[Excerpts from a figure dataset]

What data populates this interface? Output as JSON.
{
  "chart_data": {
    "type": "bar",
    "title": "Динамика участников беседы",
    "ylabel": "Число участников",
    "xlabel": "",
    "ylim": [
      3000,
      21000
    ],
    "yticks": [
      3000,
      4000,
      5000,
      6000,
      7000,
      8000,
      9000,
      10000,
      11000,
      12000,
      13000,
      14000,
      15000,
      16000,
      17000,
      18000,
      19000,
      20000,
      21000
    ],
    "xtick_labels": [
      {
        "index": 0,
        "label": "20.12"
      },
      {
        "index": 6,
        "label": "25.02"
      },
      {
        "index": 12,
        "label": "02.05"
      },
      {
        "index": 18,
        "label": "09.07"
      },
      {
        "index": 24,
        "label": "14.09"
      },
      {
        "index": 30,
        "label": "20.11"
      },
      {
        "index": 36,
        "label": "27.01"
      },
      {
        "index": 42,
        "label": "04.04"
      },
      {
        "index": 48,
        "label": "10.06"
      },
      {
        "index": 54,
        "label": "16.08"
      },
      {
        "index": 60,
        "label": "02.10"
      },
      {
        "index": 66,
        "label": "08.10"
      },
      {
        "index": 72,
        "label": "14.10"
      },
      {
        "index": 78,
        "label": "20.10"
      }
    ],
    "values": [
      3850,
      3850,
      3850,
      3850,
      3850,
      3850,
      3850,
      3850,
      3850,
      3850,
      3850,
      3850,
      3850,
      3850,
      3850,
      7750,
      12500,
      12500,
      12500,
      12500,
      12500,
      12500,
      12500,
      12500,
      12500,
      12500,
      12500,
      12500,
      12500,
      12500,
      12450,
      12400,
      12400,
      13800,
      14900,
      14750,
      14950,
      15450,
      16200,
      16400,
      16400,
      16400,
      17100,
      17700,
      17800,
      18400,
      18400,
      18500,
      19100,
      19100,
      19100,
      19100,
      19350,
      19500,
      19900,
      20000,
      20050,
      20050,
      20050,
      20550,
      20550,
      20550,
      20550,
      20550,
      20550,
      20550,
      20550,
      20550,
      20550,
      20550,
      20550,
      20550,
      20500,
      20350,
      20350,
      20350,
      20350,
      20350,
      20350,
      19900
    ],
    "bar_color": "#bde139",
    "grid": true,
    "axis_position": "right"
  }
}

## AIM OF THE TASK
Write out all of the records once more, exactly.

## ANSWER TO THIS PROBLEM
What data populates this interface? Output as JSON.
{
  "chart_data": {
    "type": "bar",
    "title": "Динамика участников беседы",
    "ylabel": "Число участников",
    "xlabel": "",
    "ylim": [
      3000,
      21000
    ],
    "yticks": [
      3000,
      4000,
      5000,
      6000,
      7000,
      8000,
      9000,
      10000,
      11000,
      12000,
      13000,
      14000,
      15000,
      16000,
      17000,
      18000,
      19000,
      20000,
      21000
    ],
    "xtick_labels": [
      {
        "index": 0,
        "label": "20.12"
      },
      {
        "index": 6,
        "label": "25.02"
      },
      {
        "index": 12,
        "label": "02.05"
      },
      {
        "index": 18,
        "label": "09.07"
      },
      {
        "index": 24,
        "label": "14.09"
      },
      {
        "index": 30,
        "label": "20.11"
      },
      {
        "index": 36,
        "label": "27.01"
      },
      {
        "index": 42,
        "label": "04.04"
      },
      {
        "index": 48,
        "label": "10.06"
      },
      {
        "index": 54,
        "label": "16.08"
      },
      {
        "index": 60,
        "label": "02.10"
      },
      {
        "index": 66,
        "label": "08.10"
      },
      {
        "index": 72,
        "label": "14.10"
      },
      {
        "index": 78,
        "label": "20.10"
      }
    ],
    "values": [
      3850,
      3850,
      3850,
      3850,
      3850,
      3850,
      3850,
      3850,
      3850,
      3850,
      3850,
      3850,
      3850,
      3850,
      3850,
      7750,
      12500,
      12500,
      12500,
      12500,
      12500,
      12500,
      12500,
      12500,
      12500,
      12500,
      12500,
      12500,
      12500,
      12500,
      12450,
      12400,
      12400,
      13800,
      14900,
      14750,
      14950,
      15450,
      16200,
      16400,
      16400,
      16400,
      17100,
      17700,
      17800,
      18400,
      18400,
      18500,
      19100,
      19100,
      19100,
      19100,
      19350,
      19500,
      19900,
      20000,
      20050,
      20050,
      20050,
      20550,
      20550,
      20550,
      20550,
      20550,
      20550,
      20550,
      20550,
      20550,
      20550,
      20550,
      20550,
      20550,
      20500,
      20350,
      20350,
      20350,
      20350,
      20350,
      20350,
      19900
    ],
    "bar_color": "#bde139",
    "grid": true,
    "axis_position": "right"
  }
}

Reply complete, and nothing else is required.